数值语音印象(VI)控制(例如,缩放明亮度)能够在文本到语音(TTS)中实现细粒度控制。然而,它面临两个挑战:缺乏公开语料库和印象泄漏,其中参考音频会使合成语音偏离目标VI。针对第一个挑战,我们引入了LibriTTS-VI,这是基于LibriTTS-R构建的首个公开VI语料库。针对第二个挑战,我们假设单个参考通过纠缠说话人身份和VI导致泄漏。为了缓解这一问题,我们提出:1)使用同一说话人的两个话语进行解耦训练,分别用于说话人和VI条件化;2)一种无参考方法,仅通过目标VI控制印象。实验表明,我们的最佳方法提高了可控性:11维VI均方误差从0.61降至0.42(客观)和从1.15降至0.92(主观)。与基于提示的TTS比较显示,后者存在数值控制不精确以及VI与文本语义纠缠的问题,而我们的方法克服了这些缺陷。

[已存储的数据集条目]
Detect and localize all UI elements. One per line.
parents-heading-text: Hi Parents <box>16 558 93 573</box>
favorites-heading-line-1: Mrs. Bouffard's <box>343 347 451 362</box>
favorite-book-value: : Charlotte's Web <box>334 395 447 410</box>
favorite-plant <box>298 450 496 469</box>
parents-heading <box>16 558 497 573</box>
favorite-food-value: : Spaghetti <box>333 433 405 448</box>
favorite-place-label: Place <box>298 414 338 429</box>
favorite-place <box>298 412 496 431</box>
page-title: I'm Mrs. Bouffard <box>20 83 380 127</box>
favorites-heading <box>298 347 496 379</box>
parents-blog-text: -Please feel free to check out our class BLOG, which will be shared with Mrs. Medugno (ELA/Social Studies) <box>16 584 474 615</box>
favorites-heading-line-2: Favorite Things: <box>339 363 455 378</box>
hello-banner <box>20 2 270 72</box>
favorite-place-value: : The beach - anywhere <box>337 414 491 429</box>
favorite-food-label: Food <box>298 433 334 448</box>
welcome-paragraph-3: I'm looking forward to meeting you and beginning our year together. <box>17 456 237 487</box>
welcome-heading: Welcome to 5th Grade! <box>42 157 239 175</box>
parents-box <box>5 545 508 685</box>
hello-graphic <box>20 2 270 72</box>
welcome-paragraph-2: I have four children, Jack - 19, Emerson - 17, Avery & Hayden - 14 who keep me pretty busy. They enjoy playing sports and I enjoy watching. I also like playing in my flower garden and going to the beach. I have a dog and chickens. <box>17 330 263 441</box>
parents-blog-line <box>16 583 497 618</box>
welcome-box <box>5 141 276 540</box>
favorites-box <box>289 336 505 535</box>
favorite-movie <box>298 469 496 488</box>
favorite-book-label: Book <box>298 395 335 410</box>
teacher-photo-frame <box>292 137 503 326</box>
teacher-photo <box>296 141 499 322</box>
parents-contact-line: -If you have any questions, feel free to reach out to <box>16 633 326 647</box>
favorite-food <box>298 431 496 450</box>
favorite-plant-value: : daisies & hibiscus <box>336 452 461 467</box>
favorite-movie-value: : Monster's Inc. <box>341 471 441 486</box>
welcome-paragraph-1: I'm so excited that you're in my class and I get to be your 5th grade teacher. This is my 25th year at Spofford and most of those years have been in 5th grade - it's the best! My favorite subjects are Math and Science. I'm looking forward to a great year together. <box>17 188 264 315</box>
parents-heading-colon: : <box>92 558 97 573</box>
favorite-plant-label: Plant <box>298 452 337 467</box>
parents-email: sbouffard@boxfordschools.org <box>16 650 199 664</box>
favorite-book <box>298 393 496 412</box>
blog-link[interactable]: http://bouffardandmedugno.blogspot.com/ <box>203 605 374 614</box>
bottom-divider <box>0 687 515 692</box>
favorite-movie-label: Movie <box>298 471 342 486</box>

* **待答问题**
• A. 请输出关于数值语音印象控制的文本中以“数值语音印象(VI)控制(例”开头、以“而我们的方法克服了这些缺陷。”结尾的部分,逐字照录。
• B. 请用两句话概括关于数值语音印象控制的文本。
• C. 请为关于数值语音印象控制的文本续写下一部分,紧接其最后一句展开。
上述记录是另行提供的独立材料,与关于数值语音印象控制的文本并无关联。

* **各题结果**
• A.
数值语音印象(VI)控制(例如,缩放明亮度)能够在文本到语音(TTS)中实现细粒度控制。然而,它面临两个挑战:缺乏公开语料库和印象泄漏,其中参考音频会使合成语音偏离目标VI。针对第一个挑战,我们引入了LibriTTS-VI,这是基于LibriTTS-R构建的首个公开VI语料库。针对第二个挑战,我们假设单个参考通过纠缠说话人身份和VI导致泄漏。为了缓解这一问题,我们提出:1)使用同一说话人的两个话语进行解耦训练,分别用于说话人和VI条件化;2)一种无参考方法,仅通过目标VI控制印象。实验表明,我们的最佳方法提高了可控性:11维VI均方误差从0.61降至0.42(客观)和从1.15降至0.92(主观)。与基于提示的TTS比较显示,后者存在数值控制不精确以及VI与文本语义纠缠的问题,而我们的方法克服了这些缺陷。

• B. 数值语音印象控制可在文本到语音中实现细粒度控制,但面临缺乏公开语料库和印象泄漏两项挑战,作者为此构建了首个公开VI语料库LibriTTS-VI,并提出利用同一说话人两个话语的解耦训练以及仅凭目标VI控制印象的无参考方法。实验表明,最佳方法使11维VI均方误差在客观评测中从0.61降至0.42、在主观评测中从1.15降至0.92,并克服了基于提示的TTS数值控制不精确以及VI与文本语义纠缠的缺陷。

• C.
英文摘要

Numerical voice impression (VI) control (e.g., scaling brightness) enables fine-grained control in text-to-speech (TTS). However, it faces two challenges: no public corpus and impression leakage, where reference audio biases synthesized voice away from the target VI. To address the first challenge, we introduce LibriTTS-VI, the first public VI corpus built on LibriTTS-R. For the second, we hypothesize a single reference causes leakage by entangling speaker identity and VI. To mitigate this, we propose 1) disentangled training with two utterances from the same speaker for speaker and VI conditioning, and 2) a reference-free method controlling the impression solely via target VI. Experimentally, our best method improves controllability: 11-dimensional VI mean squared error drops from 0.61 to 0.41 objectively and 1.15 to 0.92 subjectively. A comparison with a prompt-based TTS reveals imprecise numerical control and entanglement between VI and text semantics, which our methods overcome.